• _Records from a dataset_:
———

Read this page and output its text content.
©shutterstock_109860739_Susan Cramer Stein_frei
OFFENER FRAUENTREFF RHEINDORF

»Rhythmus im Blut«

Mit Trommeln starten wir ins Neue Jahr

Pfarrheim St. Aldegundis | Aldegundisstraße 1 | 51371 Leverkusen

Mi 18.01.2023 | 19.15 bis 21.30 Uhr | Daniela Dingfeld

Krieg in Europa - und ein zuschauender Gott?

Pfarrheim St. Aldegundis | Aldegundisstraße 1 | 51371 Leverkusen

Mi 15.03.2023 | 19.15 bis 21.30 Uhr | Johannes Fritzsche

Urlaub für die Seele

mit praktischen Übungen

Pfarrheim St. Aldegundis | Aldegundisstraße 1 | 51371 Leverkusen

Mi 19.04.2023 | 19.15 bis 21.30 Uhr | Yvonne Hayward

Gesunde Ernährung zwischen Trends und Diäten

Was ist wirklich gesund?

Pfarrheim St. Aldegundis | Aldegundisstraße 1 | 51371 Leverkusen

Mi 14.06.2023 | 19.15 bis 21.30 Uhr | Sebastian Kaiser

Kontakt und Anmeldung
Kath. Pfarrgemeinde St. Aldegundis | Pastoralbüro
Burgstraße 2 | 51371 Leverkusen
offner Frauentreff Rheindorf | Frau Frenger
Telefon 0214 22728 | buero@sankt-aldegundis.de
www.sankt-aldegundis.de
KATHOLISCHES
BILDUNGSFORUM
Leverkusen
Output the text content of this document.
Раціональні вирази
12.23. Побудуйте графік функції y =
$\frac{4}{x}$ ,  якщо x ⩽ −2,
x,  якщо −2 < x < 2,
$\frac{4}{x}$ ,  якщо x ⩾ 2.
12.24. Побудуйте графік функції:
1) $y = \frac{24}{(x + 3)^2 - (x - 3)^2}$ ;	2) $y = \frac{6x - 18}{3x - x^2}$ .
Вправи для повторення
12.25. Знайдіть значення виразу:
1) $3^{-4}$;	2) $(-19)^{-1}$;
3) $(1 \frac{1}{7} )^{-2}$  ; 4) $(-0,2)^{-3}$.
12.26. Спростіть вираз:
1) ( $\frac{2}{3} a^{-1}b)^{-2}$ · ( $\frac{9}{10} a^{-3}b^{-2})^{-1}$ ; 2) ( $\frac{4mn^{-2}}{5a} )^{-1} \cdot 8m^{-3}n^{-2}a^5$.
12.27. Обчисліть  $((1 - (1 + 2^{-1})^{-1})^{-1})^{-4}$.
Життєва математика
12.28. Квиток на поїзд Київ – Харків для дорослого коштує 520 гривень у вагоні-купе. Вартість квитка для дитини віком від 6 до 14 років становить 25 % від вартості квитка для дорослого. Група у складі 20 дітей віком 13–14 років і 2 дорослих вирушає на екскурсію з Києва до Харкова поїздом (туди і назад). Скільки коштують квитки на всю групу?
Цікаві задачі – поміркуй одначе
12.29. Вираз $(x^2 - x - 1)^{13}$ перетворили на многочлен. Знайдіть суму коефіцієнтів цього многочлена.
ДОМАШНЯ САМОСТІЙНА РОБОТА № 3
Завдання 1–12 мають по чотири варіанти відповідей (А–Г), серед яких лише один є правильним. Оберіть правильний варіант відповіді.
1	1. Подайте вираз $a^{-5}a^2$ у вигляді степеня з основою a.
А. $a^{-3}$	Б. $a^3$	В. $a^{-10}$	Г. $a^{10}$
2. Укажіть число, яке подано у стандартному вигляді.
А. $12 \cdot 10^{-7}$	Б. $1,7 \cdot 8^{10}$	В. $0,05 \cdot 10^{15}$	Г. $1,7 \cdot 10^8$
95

———

• _EXERCISE INSTRUCTIONS_: Write every entry out again exactly.

• _TASK ANSWER_:
Read this page and output its text content.
©shutterstock_109860739_Susan Cramer Stein_frei
OFFENER FRAUENTREFF RHEINDORF

»Rhythmus im Blut«

Mit Trommeln starten wir ins Neue Jahr

Pfarrheim St. Aldegundis | Aldegundisstraße 1 | 51371 Leverkusen

Mi 18.01.2023 | 19.15 bis 21.30 Uhr | Daniela Dingfeld

Krieg in Europa - und ein zuschauender Gott?

Pfarrheim St. Aldegundis | Aldegundisstraße 1 | 51371 Leverkusen

Mi 15.03.2023 | 19.15 bis 21.30 Uhr | Johannes Fritzsche

Urlaub für die Seele

mit praktischen Übungen

Pfarrheim St. Aldegundis | Aldegundisstraße 1 | 51371 Leverkusen

Mi 19.04.2023 | 19.15 bis 21.30 Uhr | Yvonne Hayward

Gesunde Ernährung zwischen Trends und Diäten

Was ist wirklich gesund?

Pfarrheim St. Aldegundis | Aldegundisstraße 1 | 51371 Leverkusen

Mi 14.06.2023 | 19.15 bis 21.30 Uhr | Sebastian Kaiser

Kontakt und Anmeldung
Kath. Pfarrgemeinde St. Aldegundis | Pastoralbüro
Burgstraße 2 | 51371 Leverkusen
offner Frauentreff Rheindorf | Frau Frenger
Telefon 0214 22728 | buero@sankt-aldegundis.de
www.sankt-aldegundis.de
KATHOLISCHES
BILDUNGSFORUM
Leverkusen
Output the text content of this document.
Раціональні вирази
12.23. Побудуйте графік функції y =
$\frac{4}{x}$ ,  якщо x ⩽ −2,
x,  якщо −2 < x < 2,
$\frac{4}{x}$ ,  якщо x ⩾ 2.
12.24. Побудуйте графік функції:
1) $y = \frac{24}{(x + 3)^2 - (x - 3)^2}$ ;	2) $y = \frac{6x - 18}{3x - x^2}$ .
Вправи для повторення
12.25. Знайдіть значення виразу:
1) $3^{-4}$;	2) $(-19)^{-1}$;
3) $(1 \frac{1}{7} )^{-2}$  ; 4) $(-0,2)^{-3}$.
12.26. Спростіть вираз:
1) ( $\frac{2}{3} a^{-1}b)^{-2}$ · ( $\frac{9}{10} a^{-3}b^{-2})^{-1}$ ; 2) ( $\frac{4mn^{-2}}{5a} )^{-1} \cdot 8m^{-3}n^{-2}a^5$.
12.27. Обчисліть  $((1 - (1 + 2^{-1})^{-1})^{-1})^{-4}$.
Життєва математика
12.28. Квиток на поїзд Київ – Харків для дорослого коштує 520 гривень у вагоні-купе. Вартість квитка для дитини віком від 6 до 14 років становить 25 % від вартості квитка для дорослого. Група у складі 20 дітей віком 13–14 років і 2 дорослих вирушає на екскурсію з Києва до Харкова поїздом (туди і назад). Скільки коштують квитки на всю групу?
Цікаві задачі – поміркуй одначе
12.29. Вираз $(x^2 - x - 1)^{13}$ перетворили на многочлен. Знайдіть суму коефіцієнтів цього многочлена.
ДОМАШНЯ САМОСТІЙНА РОБОТА № 3
Завдання 1–12 мають по чотири варіанти відповідей (А–Г), серед яких лише один є правильним. Оберіть правильний варіант відповіді.
1	1. Подайте вираз $a^{-5}a^2$ у вигляді степеня з основою a.
А. $a^{-3}$	Б. $a^3$	В. $a^{-10}$	Г. $a^{10}$
2. Укажіть число, яке подано у стандартному вигляді.
А. $12 \cdot 10^{-7}$	Б. $1,7 \cdot 8^{10}$	В. $0,05 \cdot 10^{15}$	Г. $1,7 \cdot 10^8$
95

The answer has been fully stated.